§ **Written exercise**
Each entry has to be copied exactly, with nothing missed.

§ **Material**
:::
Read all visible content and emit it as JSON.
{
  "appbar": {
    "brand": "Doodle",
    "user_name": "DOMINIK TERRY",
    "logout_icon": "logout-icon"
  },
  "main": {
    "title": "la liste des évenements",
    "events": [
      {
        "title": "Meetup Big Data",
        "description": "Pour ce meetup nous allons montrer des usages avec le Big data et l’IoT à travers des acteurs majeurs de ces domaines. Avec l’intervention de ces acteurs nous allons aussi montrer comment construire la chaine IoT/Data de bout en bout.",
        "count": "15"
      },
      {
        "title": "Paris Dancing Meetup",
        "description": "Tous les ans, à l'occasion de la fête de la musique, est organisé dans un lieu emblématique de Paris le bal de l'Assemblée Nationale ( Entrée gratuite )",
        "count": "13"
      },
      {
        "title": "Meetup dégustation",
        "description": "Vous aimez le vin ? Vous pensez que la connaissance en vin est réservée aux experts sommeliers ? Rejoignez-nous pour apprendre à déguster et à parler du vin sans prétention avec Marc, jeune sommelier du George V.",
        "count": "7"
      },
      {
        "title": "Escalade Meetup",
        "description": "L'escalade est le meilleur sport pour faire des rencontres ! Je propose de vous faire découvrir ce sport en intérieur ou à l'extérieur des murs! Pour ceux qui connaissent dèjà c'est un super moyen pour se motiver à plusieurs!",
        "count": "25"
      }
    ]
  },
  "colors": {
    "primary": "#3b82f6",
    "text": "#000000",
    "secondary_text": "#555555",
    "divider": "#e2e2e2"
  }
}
:::
§ **Reply to the task**
Read all visible content and emit it as JSON.
{
  "appbar": {
    "brand": "Doodle",
    "user_name": "DOMINIK TERRY",
    "logout_icon": "logout-icon"
  },
  "main": {
    "title": "la liste des évenements",
    "events": [
      {
        "title": "Meetup Big Data",
        "description": "Pour ce meetup nous allons montrer des usages avec le Big data et l’IoT à travers des acteurs majeurs de ces domaines. Avec l’intervention de ces acteurs nous allons aussi montrer comment construire la chaine IoT/Data de bout en bout.",
        "count": "15"
      },
      {
        "title": "Paris Dancing Meetup",
        "description": "Tous les ans, à l'occasion de la fête de la musique, est organisé dans un lieu emblématique de Paris le bal de l'Assemblée Nationale ( Entrée gratuite )",
        "count": "13"
      },
      {
        "title": "Meetup dégustation",
        "description": "Vous aimez le vin ? Vous pensez que la connaissance en vin est réservée aux experts sommeliers ? Rejoignez-nous pour apprendre à déguster et à parler du vin sans prétention avec Marc, jeune sommelier du George V.",
        "count": "7"
      },
      {
        "title": "Escalade Meetup",
        "description": "L'escalade est le meilleur sport pour faire des rencontres ! Je propose de vous faire découvrir ce sport en intérieur ou à l'extérieur des murs! Pour ceux qui connaissent dèjà c'est un super moyen pour se motiver à plusieurs!",
        "count": "25"
      }
    ]
  },
  "colors": {
    "primary": "#3b82f6",
    "text": "#000000",
    "secondary_text": "#555555",
    "divider": "#e2e2e2"
  }
}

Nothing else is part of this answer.